§ **Your task**:
Work out how many lines hold the string "Iron". The answer is a single number, nothing more.

--- BEGIN ---

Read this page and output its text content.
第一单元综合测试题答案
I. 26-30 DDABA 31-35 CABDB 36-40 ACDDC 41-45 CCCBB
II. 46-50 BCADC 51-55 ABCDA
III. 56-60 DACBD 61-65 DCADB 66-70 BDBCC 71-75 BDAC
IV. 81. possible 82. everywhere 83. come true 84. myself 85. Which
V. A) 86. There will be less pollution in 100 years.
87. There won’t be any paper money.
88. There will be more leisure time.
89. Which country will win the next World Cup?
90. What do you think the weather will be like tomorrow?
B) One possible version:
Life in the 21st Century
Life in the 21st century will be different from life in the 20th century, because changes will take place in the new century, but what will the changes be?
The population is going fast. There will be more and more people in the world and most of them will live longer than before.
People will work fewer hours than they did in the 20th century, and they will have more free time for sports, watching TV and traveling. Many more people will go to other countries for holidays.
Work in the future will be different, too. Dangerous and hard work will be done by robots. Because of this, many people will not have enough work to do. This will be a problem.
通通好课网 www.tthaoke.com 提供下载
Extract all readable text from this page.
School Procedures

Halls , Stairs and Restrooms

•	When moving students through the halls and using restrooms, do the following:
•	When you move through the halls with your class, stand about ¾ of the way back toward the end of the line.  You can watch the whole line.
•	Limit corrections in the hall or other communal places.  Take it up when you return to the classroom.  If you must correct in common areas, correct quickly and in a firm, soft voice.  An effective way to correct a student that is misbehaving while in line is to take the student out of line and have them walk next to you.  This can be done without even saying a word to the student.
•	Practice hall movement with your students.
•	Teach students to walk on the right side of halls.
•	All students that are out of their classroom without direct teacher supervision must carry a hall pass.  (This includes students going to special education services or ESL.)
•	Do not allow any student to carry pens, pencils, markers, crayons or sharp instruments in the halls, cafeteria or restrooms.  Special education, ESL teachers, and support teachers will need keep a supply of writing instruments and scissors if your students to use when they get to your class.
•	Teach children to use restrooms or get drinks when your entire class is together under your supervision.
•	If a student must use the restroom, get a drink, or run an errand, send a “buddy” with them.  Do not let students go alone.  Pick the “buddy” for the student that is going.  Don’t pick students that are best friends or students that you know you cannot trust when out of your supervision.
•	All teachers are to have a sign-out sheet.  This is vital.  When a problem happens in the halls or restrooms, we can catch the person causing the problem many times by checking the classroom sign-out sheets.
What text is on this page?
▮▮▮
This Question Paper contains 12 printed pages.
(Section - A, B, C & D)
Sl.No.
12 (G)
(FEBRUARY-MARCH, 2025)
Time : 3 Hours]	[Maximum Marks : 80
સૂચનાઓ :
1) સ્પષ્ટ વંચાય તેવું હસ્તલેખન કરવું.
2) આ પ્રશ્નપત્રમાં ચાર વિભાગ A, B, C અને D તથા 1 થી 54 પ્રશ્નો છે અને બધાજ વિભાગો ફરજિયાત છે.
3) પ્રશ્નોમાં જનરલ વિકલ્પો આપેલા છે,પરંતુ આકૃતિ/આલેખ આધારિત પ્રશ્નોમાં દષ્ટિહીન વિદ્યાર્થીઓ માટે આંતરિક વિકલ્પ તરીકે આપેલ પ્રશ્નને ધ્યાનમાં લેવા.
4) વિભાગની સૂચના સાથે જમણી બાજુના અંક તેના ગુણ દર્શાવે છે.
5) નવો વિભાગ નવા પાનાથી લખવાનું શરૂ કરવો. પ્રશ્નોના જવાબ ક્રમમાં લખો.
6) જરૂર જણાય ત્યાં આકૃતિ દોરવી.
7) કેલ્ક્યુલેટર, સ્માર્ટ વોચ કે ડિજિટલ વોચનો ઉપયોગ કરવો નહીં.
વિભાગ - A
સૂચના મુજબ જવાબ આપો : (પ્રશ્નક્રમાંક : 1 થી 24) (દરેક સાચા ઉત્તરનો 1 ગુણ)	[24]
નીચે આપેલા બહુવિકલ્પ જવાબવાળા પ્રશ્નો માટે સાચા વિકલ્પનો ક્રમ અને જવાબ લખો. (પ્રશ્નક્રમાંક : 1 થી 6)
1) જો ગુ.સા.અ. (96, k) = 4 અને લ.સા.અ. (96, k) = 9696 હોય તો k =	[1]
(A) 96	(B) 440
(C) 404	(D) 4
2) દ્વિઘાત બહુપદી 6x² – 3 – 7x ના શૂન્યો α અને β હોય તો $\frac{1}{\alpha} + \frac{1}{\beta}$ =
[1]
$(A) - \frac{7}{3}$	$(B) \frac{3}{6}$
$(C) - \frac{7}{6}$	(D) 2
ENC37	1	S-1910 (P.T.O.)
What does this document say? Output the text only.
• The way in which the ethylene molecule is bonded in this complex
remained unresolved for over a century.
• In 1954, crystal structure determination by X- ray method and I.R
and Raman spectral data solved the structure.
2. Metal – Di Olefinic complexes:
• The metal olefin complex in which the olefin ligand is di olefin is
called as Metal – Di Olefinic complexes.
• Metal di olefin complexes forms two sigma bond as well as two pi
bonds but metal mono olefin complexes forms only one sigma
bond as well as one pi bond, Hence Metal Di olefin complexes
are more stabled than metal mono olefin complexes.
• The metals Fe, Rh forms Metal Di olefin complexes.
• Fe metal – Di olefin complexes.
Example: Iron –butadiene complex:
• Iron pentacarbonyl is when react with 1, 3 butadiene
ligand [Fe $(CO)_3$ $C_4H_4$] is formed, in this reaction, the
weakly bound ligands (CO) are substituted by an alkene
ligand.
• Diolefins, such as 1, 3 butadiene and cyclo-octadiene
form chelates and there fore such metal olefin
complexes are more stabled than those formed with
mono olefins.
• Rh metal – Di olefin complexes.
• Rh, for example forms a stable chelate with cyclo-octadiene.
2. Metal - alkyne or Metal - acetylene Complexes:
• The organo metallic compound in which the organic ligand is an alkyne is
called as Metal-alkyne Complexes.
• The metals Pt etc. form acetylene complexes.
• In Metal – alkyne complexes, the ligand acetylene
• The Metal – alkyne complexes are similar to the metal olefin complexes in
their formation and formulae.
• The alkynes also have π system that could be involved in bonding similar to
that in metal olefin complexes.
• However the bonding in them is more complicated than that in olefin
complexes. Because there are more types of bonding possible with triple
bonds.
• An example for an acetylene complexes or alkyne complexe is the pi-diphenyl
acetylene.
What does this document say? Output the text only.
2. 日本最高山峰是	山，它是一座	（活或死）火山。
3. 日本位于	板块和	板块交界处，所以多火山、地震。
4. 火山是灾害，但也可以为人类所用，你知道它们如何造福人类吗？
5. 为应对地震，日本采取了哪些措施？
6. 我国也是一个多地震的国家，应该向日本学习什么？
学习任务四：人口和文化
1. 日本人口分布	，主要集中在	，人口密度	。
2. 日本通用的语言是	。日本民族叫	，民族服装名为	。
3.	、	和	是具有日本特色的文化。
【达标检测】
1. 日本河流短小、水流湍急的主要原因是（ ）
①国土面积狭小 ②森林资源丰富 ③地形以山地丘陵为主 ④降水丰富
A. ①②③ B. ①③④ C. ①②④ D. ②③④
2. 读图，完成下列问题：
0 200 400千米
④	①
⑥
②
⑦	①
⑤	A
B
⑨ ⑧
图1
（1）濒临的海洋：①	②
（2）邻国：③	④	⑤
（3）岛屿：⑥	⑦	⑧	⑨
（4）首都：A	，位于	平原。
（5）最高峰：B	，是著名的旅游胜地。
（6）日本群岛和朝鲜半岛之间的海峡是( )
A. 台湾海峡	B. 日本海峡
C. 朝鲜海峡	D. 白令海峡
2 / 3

--- END ---

§ **Result below**:
2